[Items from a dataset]

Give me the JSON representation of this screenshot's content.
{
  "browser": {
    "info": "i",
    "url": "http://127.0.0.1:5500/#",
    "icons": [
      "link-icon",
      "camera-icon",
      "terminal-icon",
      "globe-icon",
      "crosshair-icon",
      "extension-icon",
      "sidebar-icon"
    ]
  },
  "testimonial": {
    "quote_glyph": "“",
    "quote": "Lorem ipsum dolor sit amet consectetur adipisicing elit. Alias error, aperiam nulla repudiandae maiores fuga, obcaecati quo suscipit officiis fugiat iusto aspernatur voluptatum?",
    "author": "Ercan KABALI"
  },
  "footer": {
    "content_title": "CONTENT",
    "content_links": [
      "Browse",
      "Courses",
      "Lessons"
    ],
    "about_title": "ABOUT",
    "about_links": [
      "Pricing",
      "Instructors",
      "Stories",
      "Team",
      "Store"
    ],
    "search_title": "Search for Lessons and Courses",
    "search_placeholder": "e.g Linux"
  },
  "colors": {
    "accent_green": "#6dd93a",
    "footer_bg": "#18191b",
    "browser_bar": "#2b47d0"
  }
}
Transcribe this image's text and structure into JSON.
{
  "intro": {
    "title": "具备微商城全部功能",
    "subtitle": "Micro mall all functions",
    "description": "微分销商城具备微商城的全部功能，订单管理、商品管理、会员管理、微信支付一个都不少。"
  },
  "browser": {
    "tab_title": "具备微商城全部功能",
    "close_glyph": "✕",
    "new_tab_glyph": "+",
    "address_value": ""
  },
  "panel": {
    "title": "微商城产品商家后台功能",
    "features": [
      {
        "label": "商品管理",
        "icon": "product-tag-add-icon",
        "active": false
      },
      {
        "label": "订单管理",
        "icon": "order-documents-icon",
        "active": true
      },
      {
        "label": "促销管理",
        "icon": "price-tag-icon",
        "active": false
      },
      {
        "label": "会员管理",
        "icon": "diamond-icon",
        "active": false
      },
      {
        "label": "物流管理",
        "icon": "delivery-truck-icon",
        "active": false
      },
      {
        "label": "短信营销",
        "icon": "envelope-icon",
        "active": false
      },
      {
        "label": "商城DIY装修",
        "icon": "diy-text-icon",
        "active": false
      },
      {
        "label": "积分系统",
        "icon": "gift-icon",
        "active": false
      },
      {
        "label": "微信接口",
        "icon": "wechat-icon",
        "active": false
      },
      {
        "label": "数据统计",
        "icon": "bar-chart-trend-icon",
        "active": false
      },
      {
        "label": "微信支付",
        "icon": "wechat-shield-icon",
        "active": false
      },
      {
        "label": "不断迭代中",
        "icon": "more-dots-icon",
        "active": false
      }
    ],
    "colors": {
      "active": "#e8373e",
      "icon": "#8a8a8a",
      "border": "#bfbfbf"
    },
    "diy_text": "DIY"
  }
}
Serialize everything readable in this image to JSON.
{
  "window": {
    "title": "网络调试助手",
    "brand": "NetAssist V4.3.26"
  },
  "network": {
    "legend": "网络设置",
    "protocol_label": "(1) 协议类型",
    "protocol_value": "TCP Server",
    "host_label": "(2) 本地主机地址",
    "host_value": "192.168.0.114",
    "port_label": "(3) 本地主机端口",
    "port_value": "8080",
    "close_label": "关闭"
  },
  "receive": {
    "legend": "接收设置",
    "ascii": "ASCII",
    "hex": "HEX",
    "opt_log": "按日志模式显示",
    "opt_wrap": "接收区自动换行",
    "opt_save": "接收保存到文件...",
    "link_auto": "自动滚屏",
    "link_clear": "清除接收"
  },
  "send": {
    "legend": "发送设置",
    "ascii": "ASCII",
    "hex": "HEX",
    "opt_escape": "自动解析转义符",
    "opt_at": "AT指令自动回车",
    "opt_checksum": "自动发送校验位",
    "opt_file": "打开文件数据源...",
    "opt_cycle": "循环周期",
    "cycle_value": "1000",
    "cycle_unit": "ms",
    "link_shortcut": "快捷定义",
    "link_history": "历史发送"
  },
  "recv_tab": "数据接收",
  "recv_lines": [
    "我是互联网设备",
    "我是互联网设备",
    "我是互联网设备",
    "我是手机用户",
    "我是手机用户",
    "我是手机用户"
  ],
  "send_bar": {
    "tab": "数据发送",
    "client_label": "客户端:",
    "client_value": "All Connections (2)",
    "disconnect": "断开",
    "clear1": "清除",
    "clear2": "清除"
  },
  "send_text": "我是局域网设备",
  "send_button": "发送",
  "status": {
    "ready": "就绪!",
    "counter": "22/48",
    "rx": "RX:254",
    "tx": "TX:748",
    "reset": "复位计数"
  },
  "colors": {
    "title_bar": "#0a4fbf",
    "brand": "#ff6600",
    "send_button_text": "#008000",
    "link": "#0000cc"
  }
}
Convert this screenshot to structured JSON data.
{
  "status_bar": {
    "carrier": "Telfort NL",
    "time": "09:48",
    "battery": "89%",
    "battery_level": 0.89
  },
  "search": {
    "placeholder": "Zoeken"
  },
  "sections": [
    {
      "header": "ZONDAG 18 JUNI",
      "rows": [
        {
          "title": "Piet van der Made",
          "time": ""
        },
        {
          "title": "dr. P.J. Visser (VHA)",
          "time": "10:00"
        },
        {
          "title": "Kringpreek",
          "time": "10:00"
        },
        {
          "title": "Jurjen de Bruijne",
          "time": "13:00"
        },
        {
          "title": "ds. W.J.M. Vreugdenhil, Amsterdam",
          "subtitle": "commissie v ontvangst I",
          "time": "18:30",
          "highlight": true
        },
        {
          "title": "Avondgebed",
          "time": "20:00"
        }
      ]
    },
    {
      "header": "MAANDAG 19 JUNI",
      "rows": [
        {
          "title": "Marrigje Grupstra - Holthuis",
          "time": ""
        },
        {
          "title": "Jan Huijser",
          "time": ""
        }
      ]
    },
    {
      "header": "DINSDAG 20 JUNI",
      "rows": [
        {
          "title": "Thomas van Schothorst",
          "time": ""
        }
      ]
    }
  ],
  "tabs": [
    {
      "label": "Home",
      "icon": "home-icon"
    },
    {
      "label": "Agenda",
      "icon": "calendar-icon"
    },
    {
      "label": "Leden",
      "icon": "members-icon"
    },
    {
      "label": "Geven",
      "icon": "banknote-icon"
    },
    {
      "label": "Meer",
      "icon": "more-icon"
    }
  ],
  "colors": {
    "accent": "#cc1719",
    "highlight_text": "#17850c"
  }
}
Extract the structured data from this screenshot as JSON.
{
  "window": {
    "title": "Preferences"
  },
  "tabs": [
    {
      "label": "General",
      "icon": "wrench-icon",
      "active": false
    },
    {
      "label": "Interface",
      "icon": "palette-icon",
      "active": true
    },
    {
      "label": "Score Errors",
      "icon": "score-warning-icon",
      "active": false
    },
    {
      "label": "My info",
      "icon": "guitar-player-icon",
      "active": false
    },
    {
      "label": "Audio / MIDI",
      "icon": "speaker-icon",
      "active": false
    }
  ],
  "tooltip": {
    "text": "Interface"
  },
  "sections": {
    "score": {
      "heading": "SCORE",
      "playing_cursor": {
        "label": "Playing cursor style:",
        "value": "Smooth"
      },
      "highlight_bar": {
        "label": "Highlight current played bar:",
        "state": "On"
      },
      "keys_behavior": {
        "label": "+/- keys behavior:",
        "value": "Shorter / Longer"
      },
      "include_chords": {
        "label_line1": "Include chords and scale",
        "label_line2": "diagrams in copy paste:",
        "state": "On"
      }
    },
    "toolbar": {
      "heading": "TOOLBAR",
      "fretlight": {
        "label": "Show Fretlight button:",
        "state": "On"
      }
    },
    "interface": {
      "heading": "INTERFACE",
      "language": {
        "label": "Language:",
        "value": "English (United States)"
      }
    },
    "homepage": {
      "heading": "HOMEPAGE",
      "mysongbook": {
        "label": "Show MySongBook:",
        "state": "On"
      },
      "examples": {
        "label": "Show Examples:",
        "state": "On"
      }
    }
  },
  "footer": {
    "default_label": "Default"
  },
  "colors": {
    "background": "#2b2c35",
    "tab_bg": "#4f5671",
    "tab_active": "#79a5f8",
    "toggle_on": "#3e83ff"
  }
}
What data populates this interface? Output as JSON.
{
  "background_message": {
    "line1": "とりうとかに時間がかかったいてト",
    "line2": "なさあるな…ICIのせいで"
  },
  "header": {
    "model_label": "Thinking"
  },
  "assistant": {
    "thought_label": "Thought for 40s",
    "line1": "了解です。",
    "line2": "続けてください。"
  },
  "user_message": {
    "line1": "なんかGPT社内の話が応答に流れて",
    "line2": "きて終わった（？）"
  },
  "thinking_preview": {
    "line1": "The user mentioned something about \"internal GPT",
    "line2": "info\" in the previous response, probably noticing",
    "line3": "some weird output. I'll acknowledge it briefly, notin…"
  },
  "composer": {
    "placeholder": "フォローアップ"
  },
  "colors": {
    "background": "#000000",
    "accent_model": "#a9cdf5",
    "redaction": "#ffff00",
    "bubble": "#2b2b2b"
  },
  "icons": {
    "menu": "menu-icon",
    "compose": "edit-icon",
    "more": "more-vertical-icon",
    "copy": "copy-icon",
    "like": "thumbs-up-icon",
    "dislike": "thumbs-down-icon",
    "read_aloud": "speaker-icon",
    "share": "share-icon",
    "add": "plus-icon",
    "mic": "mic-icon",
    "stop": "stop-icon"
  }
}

EXERCISE TASK: Tally up the lines in the records containing the word "JSON", then give the count and nothing else.

EXERCISE RESPONSE: 6